> **TEXTO DE ORIGEM**
----------------

Tudo isto a propósito da mudança de hora, que baralha humores e comeres. As crianças contestam o jantar com a luz do dia e não há como lhes retirar a razão. Não é afinal o jantar uma refeição da noite?
POR PEDRO COTRIM
Vivemos uma das semanas estranhas do ano e que sucede independentemente de qualquer faina. Mexer nos nossos relógios é um solavanco no nosso movimento ondulatório e a rotina estremece, pondo-nos momentaneamente nas mãos de um melancólico Verão escandinavo, com quinze graus ao final da tarde e a claridade a manter-se até muito depois do que temos no senso comum do final de Março. O crepúsculo parece onírico e o sol nublado das sete um enorme xanax brilhante.
Termina-se o dia de trabalho e o bulício, nosso e dos outros, em nada sugere as férias grandes. O céu, que devia ser preto às oito da noite, mostra-nos todas as tonalidades de cinzento. Amarelo também nos foi mostrado e percebemos que a poeira é do Saara, mas o vento é da Sibéria. Já a água é da Antárctida, com excepção do Algarve.
Vivemos agora em prolapso e se tivéssemos um casal de relógios de parede bem o veríamos, bastando-nos para isso manter um com a hora solar e outro com a hora legal. E não é difícil fazer a conta.
Temos que no dia 31 de Março, e vamos tomar Lisboa por comodidade e por estar situada na zona central do país, o sol nasce às 7:22 e o ocaso ocorre fisicamente no instante em que a hora legal estipula 19:59. Agora a conta fácil: 5 horas e trinta e oito minutos de sol acima do horizonte antes do meio-dia, sete horas e cinquenta e nove minutos depois. Meio-dia, um termo que nos que nos mente visto que estes períodos deveriam ser idênticos. O resultado, e como ouvimos tantas vezes e de sobremaneira no Verão sobre as horas de insolação máxima, é que temos o sol na passagem meridiana, vulgo meio-dia, às 13:40. E as duas da tarde, de fugir sempre que é estio, ocorrem então perto das quatro.

----------------

> **SECÇÃO DE DADOS**

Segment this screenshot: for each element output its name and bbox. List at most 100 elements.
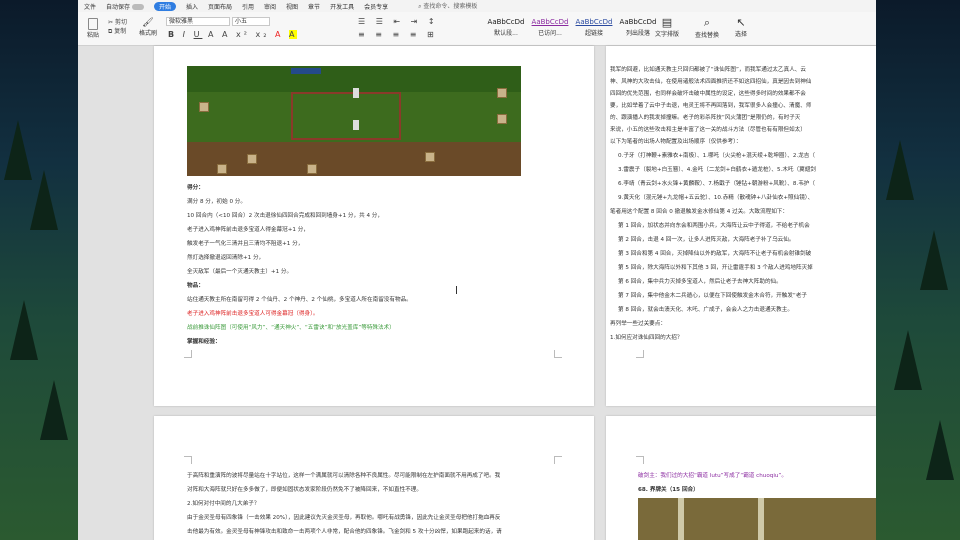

----------------

> **TAREFAS A REALIZAR**
[A] Segundo o texto sobre a mudança de hora, a que horas nasce o sol em Lisboa no dia 31 de Março?
[B] Transcreva do texto sobre a mudança de hora o trecho que vai desde "Vivemos agora em" até "fazer a conta.", inclusive.
As linhas constituem material independente do texto.

> **RESPOSTAS ESPERADAS**
[A] Às 7:22.

[B]
Vivemos agora em prolapso e se tivéssemos um casal de relógios de parede bem o veríamos, bastando-nos para isso manter um com a hora solar e outro com a hora legal. E não é difícil fazer a conta.